[Opening SUPPLIED RECORDS section]
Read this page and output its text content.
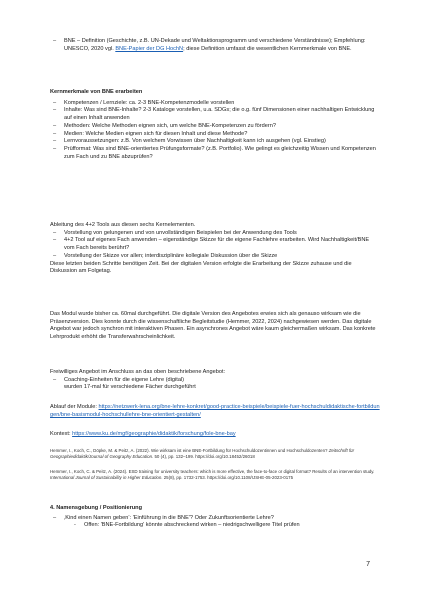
– BNE – Definition (Geschichte, z.B. UN-Dekade und Weltaktionsprogramm und verschiedene Verständnisse); Empfehlung: UNESCO, 2020 vgl. BNE-Papier der DG HochN; diese Definition umfasst die wesentlichen Kernmerkmale von BNE.
Kernmerkmale von BNE erarbeiten
– Kompetenzen / Lernziele: ca. 2-3 BNE-Kompetenzmodelle vorstellen
– Inhalte: Was sind BNE-Inhalte? 2-3 Kataloge vorstellen, u.a. SDGs; die o.g. fünf Dimensionen einer nachhaltigen Entwicklung auf einen Inhalt anwenden
– Methoden: Welche Methoden eignen sich, um welche BNE-Kompetenzen zu fördern?
– Medien: Welche Medien eignen sich für diesen Inhalt und diese Methode?
– Lernvoraussetzungen: z.B. Von welchem Vorwissen über Nachhaltigkeit kann ich ausgehen (vgl. Einstieg)
– Prüfformat: Was sind BNE-orientiertes Prüfungsformate? (z.B. Portfolio). Wie gelingt es gleichzeitig Wissen und Kompetenzen zum Fach und zu BNE abzuprüfen?
Ableitung des 4+2 Tools aus diesen sechs Kernelementen.
– Vorstellung von gelungenen und von unvollständigen Beispielen bei der Anwendung des Tools
– 4+2 Tool auf eigenes Fach anwenden – eigenständige Skizze für die eigene Fachlehre erarbeiten. Wird Nachhaltigkeit/BNE vom Fach bereits berührt?
– Vorstellung der Skizze vor allen; interdisziplinäre kollegiale Diskussion über die Skizze
Diese letzten beiden Schritte benötigen Zeit. Bei der digitalen Version erfolgte die Erarbeitung der Skizze zuhause und die Diskussion am Folgetag.
Das Modul wurde bisher ca. 60mal durchgeführt. Die digitale Version des Angebotes erwies sich als genauso wirksam wie die Präsenzversion. Dies konnte durch die wissenschaftliche Begleitstudie (Hemmer, 2022, 2024) nachgewiesen werden. Das digitale Angebot war jedoch synchron mit interaktiven Phasen. Ein asynchrones Angebot wäre kaum gleichermaßen wirksam. Das konkrete Lehrprodukt erhöht die Transferwahrscheinlichkeit.
Freiwilliges Angebot im Anschluss an das oben beschriebene Angebot:
– Coaching-Einheiten für die eigene Lehre (digital)
wurden 17-mal für verschiedene Fächer durchgeführt
Ablauf der Module: https://netzwerk-lena.org/bne-lehre-konkret/good-practice-beispiele/beispiele-fuer-hochschuldidaktische-fortbildungen/bne-basismodul-hochschullehre-bne-orientiert-gestalten/
Kontext: https://www.ku.de/mgf/geographie/didaktik/forschung/fole-bne-bay
Hemmer, I., Koch, C., Döpke, M. & Peitz, A. (2022). Wie wirksam ist eine BNE-Fortbildung für Hochschuldozentinnen und Hochschuldozenten? Zeitschrift für Geographiedidaktik/Journal of Geography Education. 50 (4), pp. 132–199. https://doi.org/10.18452/26018
Hemmer, I., Koch, C. & Peitz, A. (2024). ESD training for university teachers: which is more effective, the face-to-face or digital format? Results of an intervention study. International Journal of Sustainability in Higher Education. 25(8), pp. 1732-1753. https://doi.org/10.1108/IJSHE-05-2023-0175
4. Namensgebung / Positionierung
– ‚Kind einen Namen geben‘: 'Einführung in die BNE'? Oder Zukunftsorientierte Lehre?
- Offen: 'BNE-Fortbildung' könnte abschreckend wirken – niedrigschwelligere Titel prüfen
7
[Closing SUPPLIED RECORDS section]
= DESCRIPTION OF THE TASK =
Take from the entries every line that has the string "Version".

= WRITTEN ANSWER =
Diese letzten beiden Schritte benötigen Zeit. Bei der digitalen Version erfolgte die Erarbeitung der Skizze zuhause und die Diskussion am Folgetag.
Das Modul wurde bisher ca. 60mal durchgeführt. Die digitale Version des Angebotes erwies sich als genauso wirksam wie die Präsenzversion. Dies konnte durch die wissenschaftliche Begleitstudie (Hemmer, 2022, 2024) nachgewiesen werden. Das digitale Angebot war jedoch synchron mit interaktiven Phasen. Ein asynchrones Angebot wäre kaum gleichermaßen wirksam. Das konkrete Lehrprodukt erhöht die Transferwahrscheinlichkeit.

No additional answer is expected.